▶ Task statement
Go through the data and copy each line that holds "fold".

Record extracts Start Marker

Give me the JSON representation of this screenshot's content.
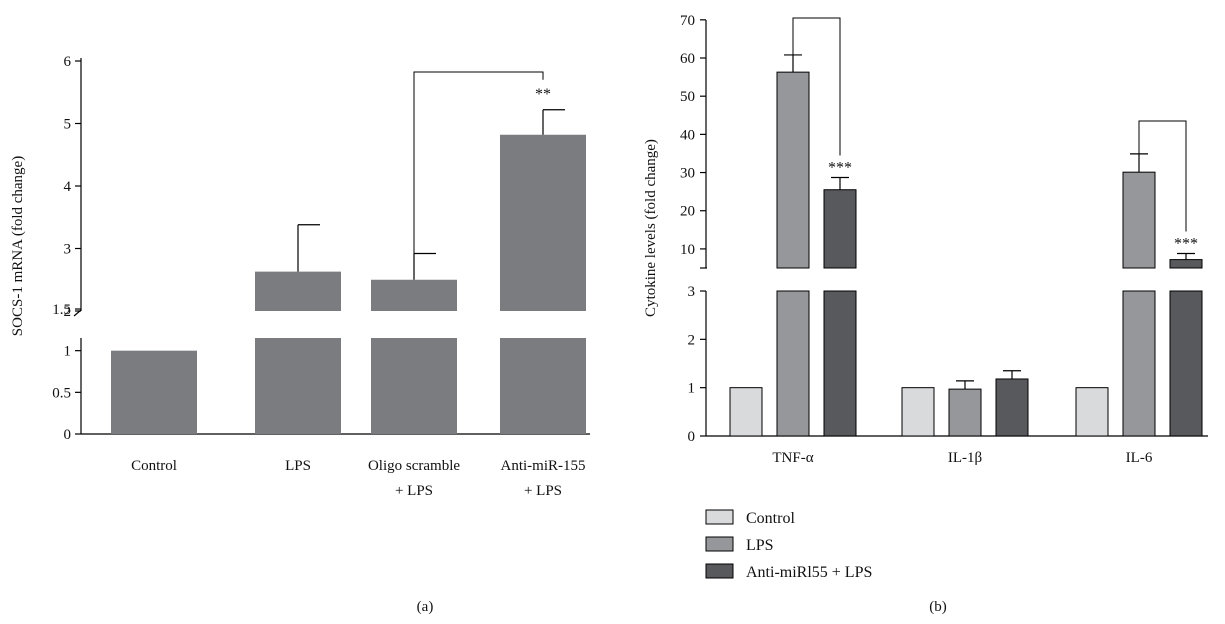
{
  "chart_data": [
    {
      "panel": "(a)",
      "type": "bar",
      "ylabel": "SOCS-1 mRNA (fold change)",
      "axis_break": {
        "lower": [
          0,
          1.5
        ],
        "upper": [
          2,
          6
        ]
      },
      "yticks_lower": [
        "0",
        "0.5",
        "1",
        "1.5"
      ],
      "yticks_upper": [
        "2",
        "3",
        "4",
        "5",
        "6"
      ],
      "categories": [
        {
          "line1": "Control",
          "line2": ""
        },
        {
          "line1": "LPS",
          "line2": ""
        },
        {
          "line1": "Oligo scramble",
          "line2": "+ LPS"
        },
        {
          "line1": "Anti-miR-155",
          "line2": "+ LPS"
        }
      ],
      "values": [
        1.0,
        2.63,
        2.5,
        4.82
      ],
      "errors": [
        0,
        0.75,
        0.42,
        0.4
      ],
      "significance": [
        {
          "category_index": 3,
          "label": "**",
          "bracket_from": 2
        }
      ],
      "color": "#7b7c80"
    },
    {
      "panel": "(b)",
      "type": "bar",
      "ylabel": "Cytokine levels (fold change)",
      "axis_break": {
        "lower": [
          0,
          3
        ],
        "upper": [
          5,
          70
        ]
      },
      "yticks_lower": [
        "0",
        "1",
        "2",
        "3"
      ],
      "yticks_upper": [
        "10",
        "20",
        "30",
        "40",
        "50",
        "60",
        "70"
      ],
      "categories": [
        "TNF-α",
        "IL-1β",
        "IL-6"
      ],
      "series": [
        {
          "name": "Control",
          "color": "#d9dadb",
          "values": [
            1.0,
            1.0,
            1.0
          ],
          "errors": [
            0,
            0,
            0
          ]
        },
        {
          "name": "LPS",
          "color": "#96979b",
          "values": [
            56.3,
            0.97,
            30.1
          ],
          "errors": [
            4.5,
            0.17,
            4.8
          ]
        },
        {
          "name": "Anti-miRl55 + LPS",
          "color": "#58595c",
          "values": [
            25.5,
            1.18,
            7.2
          ],
          "errors": [
            3.2,
            0.17,
            1.6
          ]
        }
      ],
      "significance": [
        {
          "category_index": 0,
          "series_index": 2,
          "label": "***",
          "bracket_from_series": 1
        },
        {
          "category_index": 2,
          "series_index": 2,
          "label": "***",
          "bracket_from_series": 1
        }
      ],
      "legend_position": "bottom-left"
    }
  ]
}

Record extracts End Marker

▶ Result of the task
      "ylabel": "SOCS-1 mRNA (fold change)",
      "ylabel": "Cytokine levels (fold change)",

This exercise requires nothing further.